>> Begin THE RECORDS
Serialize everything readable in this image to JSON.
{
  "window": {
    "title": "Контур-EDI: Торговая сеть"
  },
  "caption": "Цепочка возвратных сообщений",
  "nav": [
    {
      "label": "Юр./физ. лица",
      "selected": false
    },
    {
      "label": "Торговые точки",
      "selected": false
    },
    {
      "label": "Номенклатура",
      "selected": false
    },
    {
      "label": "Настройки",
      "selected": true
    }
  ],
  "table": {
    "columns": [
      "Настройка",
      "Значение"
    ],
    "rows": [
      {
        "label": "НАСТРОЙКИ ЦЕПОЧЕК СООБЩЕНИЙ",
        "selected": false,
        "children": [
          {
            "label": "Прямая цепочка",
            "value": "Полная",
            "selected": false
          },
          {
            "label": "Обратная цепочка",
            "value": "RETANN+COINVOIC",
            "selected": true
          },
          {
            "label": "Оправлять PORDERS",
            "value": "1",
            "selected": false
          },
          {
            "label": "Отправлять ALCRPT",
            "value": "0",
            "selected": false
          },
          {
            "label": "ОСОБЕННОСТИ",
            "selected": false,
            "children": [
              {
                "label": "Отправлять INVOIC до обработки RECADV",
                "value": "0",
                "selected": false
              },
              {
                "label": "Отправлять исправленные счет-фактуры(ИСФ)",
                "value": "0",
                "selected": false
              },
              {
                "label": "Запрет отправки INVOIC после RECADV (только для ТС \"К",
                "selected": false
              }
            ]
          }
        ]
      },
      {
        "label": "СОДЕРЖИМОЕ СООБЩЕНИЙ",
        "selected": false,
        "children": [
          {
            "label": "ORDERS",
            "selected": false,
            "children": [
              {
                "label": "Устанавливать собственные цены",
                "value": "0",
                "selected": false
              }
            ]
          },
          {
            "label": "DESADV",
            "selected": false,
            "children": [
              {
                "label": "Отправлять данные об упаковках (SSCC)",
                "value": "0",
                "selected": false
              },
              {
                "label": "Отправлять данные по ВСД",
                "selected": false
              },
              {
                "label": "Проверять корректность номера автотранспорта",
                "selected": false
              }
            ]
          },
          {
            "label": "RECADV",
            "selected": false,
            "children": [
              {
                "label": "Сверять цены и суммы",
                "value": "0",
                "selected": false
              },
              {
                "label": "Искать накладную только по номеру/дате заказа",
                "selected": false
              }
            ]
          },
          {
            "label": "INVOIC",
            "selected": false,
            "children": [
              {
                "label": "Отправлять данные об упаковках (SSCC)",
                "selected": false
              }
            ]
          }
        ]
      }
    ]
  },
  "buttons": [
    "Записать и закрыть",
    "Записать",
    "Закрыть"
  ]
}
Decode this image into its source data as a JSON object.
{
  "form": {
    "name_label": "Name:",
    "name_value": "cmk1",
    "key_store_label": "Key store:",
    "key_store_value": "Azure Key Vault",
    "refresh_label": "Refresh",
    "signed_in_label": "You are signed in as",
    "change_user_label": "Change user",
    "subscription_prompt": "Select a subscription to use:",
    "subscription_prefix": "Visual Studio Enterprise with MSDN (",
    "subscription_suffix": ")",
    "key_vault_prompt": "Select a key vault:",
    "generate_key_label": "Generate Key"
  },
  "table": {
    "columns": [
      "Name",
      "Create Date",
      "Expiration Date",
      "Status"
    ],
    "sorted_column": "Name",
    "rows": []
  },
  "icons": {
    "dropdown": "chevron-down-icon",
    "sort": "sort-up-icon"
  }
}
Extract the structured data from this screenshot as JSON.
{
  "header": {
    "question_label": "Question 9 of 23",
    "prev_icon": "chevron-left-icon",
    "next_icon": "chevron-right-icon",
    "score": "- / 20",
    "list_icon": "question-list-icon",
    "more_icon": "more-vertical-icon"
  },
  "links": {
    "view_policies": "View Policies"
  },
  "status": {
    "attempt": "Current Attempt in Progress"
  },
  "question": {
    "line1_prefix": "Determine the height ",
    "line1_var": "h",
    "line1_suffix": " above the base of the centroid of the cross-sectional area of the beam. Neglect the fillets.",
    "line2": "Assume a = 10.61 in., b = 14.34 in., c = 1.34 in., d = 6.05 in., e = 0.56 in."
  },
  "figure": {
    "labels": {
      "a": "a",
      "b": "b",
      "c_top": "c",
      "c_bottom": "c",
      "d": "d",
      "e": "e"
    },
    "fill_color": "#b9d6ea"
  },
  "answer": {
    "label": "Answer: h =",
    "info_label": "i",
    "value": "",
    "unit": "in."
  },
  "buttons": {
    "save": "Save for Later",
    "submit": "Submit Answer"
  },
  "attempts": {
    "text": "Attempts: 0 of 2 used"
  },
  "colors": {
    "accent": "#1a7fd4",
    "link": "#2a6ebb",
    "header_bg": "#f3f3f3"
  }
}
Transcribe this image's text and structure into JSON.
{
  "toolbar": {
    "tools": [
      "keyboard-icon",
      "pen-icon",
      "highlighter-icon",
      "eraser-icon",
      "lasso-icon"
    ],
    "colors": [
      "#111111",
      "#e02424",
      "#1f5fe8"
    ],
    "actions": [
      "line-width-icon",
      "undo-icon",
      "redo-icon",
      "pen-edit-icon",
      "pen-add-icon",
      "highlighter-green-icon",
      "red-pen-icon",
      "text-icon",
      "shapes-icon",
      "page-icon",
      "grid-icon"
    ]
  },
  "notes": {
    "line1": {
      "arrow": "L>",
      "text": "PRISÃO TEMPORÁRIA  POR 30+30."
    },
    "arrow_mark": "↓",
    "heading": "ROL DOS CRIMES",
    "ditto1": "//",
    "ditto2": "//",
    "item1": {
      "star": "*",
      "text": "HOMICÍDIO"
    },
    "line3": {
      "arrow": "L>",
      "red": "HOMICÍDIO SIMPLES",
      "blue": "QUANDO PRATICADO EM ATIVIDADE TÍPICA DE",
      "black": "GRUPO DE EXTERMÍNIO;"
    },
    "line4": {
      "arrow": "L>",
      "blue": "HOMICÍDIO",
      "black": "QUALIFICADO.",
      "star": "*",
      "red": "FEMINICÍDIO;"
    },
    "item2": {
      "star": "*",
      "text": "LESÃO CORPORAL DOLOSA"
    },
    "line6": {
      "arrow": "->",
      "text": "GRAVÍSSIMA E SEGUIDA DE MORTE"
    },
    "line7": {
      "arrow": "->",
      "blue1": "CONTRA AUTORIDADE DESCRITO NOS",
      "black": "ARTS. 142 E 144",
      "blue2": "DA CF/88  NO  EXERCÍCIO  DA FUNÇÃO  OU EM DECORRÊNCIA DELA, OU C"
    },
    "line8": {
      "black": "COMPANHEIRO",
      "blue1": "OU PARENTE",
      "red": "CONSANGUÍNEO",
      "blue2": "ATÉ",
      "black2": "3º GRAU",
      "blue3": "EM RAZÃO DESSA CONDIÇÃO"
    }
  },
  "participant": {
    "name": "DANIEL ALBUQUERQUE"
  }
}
>> End THE RECORDS
→ TASK STATEMENT
Quote every entry exactly.

→ OUTPUT OF THE EXERCISE
Serialize everything readable in this image to JSON.
{
  "window": {
    "title": "Контур-EDI: Торговая сеть"
  },
  "caption": "Цепочка возвратных сообщений",
  "nav": [
    {
      "label": "Юр./физ. лица",
      "selected": false
    },
    {
      "label": "Торговые точки",
      "selected": false
    },
    {
      "label": "Номенклатура",
      "selected": false
    },
    {
      "label": "Настройки",
      "selected": true
    }
  ],
  "table": {
    "columns": [
      "Настройка",
      "Значение"
    ],
    "rows": [
      {
        "label": "НАСТРОЙКИ ЦЕПОЧЕК СООБЩЕНИЙ",
        "selected": false,
        "children": [
          {
            "label": "Прямая цепочка",
            "value": "Полная",
            "selected": false
          },
          {
            "label": "Обратная цепочка",
            "value": "RETANN+COINVOIC",
            "selected": true
          },
          {
            "label": "Оправлять PORDERS",
            "value": "1",
            "selected": false
          },
          {
            "label": "Отправлять ALCRPT",
            "value": "0",
            "selected": false
          },
          {
            "label": "ОСОБЕННОСТИ",
            "selected": false,
            "children": [
              {
                "label": "Отправлять INVOIC до обработки RECADV",
                "value": "0",
                "selected": false
              },
              {
                "label": "Отправлять исправленные счет-фактуры(ИСФ)",
                "value": "0",
                "selected": false
              },
              {
                "label": "Запрет отправки INVOIC после RECADV (только для ТС \"К",
                "selected": false
              }
            ]
          }
        ]
      },
      {
        "label": "СОДЕРЖИМОЕ СООБЩЕНИЙ",
        "selected": false,
        "children": [
          {
            "label": "ORDERS",
            "selected": false,
            "children": [
              {
                "label": "Устанавливать собственные цены",
                "value": "0",
                "selected": false
              }
            ]
          },
          {
            "label": "DESADV",
            "selected": false,
            "children": [
              {
                "label": "Отправлять данные об упаковках (SSCC)",
                "value": "0",
                "selected": false
              },
              {
                "label": "Отправлять данные по ВСД",
                "selected": false
              },
              {
                "label": "Проверять корректность номера автотранспорта",
                "selected": false
              }
            ]
          },
          {
            "label": "RECADV",
            "selected": false,
            "children": [
              {
                "label": "Сверять цены и суммы",
                "value": "0",
                "selected": false
              },
              {
                "label": "Искать накладную только по номеру/дате заказа",
                "selected": false
              }
            ]
          },
          {
            "label": "INVOIC",
            "selected": false,
            "children": [
              {
                "label": "Отправлять данные об упаковках (SSCC)",
                "selected": false
              }
            ]
          }
        ]
      }
    ]
  },
  "buttons": [
    "Записать и закрыть",
    "Записать",
    "Закрыть"
  ]
}
Decode this image into its source data as a JSON object.
{
  "form": {
    "name_label": "Name:",
    "name_value": "cmk1",
    "key_store_label": "Key store:",
    "key_store_value": "Azure Key Vault",
    "refresh_label": "Refresh",
    "signed_in_label": "You are signed in as",
    "change_user_label": "Change user",
    "subscription_prompt": "Select a subscription to use:",
    "subscription_prefix": "Visual Studio Enterprise with MSDN (",
    "subscription_suffix": ")",
    "key_vault_prompt": "Select a key vault:",
    "generate_key_label": "Generate Key"
  },
  "table": {
    "columns": [
      "Name",
      "Create Date",
      "Expiration Date",
      "Status"
    ],
    "sorted_column": "Name",
    "rows": []
  },
  "icons": {
    "dropdown": "chevron-down-icon",
    "sort": "sort-up-icon"
  }
}
Extract the structured data from this screenshot as JSON.
{
  "header": {
    "question_label": "Question 9 of 23",
    "prev_icon": "chevron-left-icon",
    "next_icon": "chevron-right-icon",
    "score": "- / 20",
    "list_icon": "question-list-icon",
    "more_icon": "more-vertical-icon"
  },
  "links": {
    "view_policies": "View Policies"
  },
  "status": {
    "attempt": "Current Attempt in Progress"
  },
  "question": {
    "line1_prefix": "Determine the height ",
    "line1_var": "h",
    "line1_suffix": " above the base of the centroid of the cross-sectional area of the beam. Neglect the fillets.",
    "line2": "Assume a = 10.61 in., b = 14.34 in., c = 1.34 in., d = 6.05 in., e = 0.56 in."
  },
  "figure": {
    "labels": {
      "a": "a",
      "b": "b",
      "c_top": "c",
      "c_bottom": "c",
      "d": "d",
      "e": "e"
    },
    "fill_color": "#b9d6ea"
  },
  "answer": {
    "label": "Answer: h =",
    "info_label": "i",
    "value": "",
    "unit": "in."
  },
  "buttons": {
    "save": "Save for Later",
    "submit": "Submit Answer"
  },
  "attempts": {
    "text": "Attempts: 0 of 2 used"
  },
  "colors": {
    "accent": "#1a7fd4",
    "link": "#2a6ebb",
    "header_bg": "#f3f3f3"
  }
}
Transcribe this image's text and structure into JSON.
{
  "toolbar": {
    "tools": [
      "keyboard-icon",
      "pen-icon",
      "highlighter-icon",
      "eraser-icon",
      "lasso-icon"
    ],
    "colors": [
      "#111111",
      "#e02424",
      "#1f5fe8"
    ],
    "actions": [
      "line-width-icon",
      "undo-icon",
      "redo-icon",
      "pen-edit-icon",
      "pen-add-icon",
      "highlighter-green-icon",
      "red-pen-icon",
      "text-icon",
      "shapes-icon",
      "page-icon",
      "grid-icon"
    ]
  },
  "notes": {
    "line1": {
      "arrow": "L>",
      "text": "PRISÃO TEMPORÁRIA  POR 30+30."
    },
    "arrow_mark": "↓",
    "heading": "ROL DOS CRIMES",
    "ditto1": "//",
    "ditto2": "//",
    "item1": {
      "star": "*",
      "text": "HOMICÍDIO"
    },
    "line3": {
      "arrow": "L>",
      "red": "HOMICÍDIO SIMPLES",
      "blue": "QUANDO PRATICADO EM ATIVIDADE TÍPICA DE",
      "black": "GRUPO DE EXTERMÍNIO;"
    },
    "line4": {
      "arrow": "L>",
      "blue": "HOMICÍDIO",
      "black": "QUALIFICADO.",
      "star": "*",
      "red": "FEMINICÍDIO;"
    },
    "item2": {
      "star": "*",
      "text": "LESÃO CORPORAL DOLOSA"
    },
    "line6": {
      "arrow": "->",
      "text": "GRAVÍSSIMA E SEGUIDA DE MORTE"
    },
    "line7": {
      "arrow": "->",
      "blue1": "CONTRA AUTORIDADE DESCRITO NOS",
      "black": "ARTS. 142 E 144",
      "blue2": "DA CF/88  NO  EXERCÍCIO  DA FUNÇÃO  OU EM DECORRÊNCIA DELA, OU C"
    },
    "line8": {
      "black": "COMPANHEIRO",
      "blue1": "OU PARENTE",
      "red": "CONSANGUÍNEO",
      "blue2": "ATÉ",
      "black2": "3º GRAU",
      "blue3": "EM RAZÃO DESSA CONDIÇÃO"
    }
  },
  "participant": {
    "name": "DANIEL ALBUQUERQUE"
  }
}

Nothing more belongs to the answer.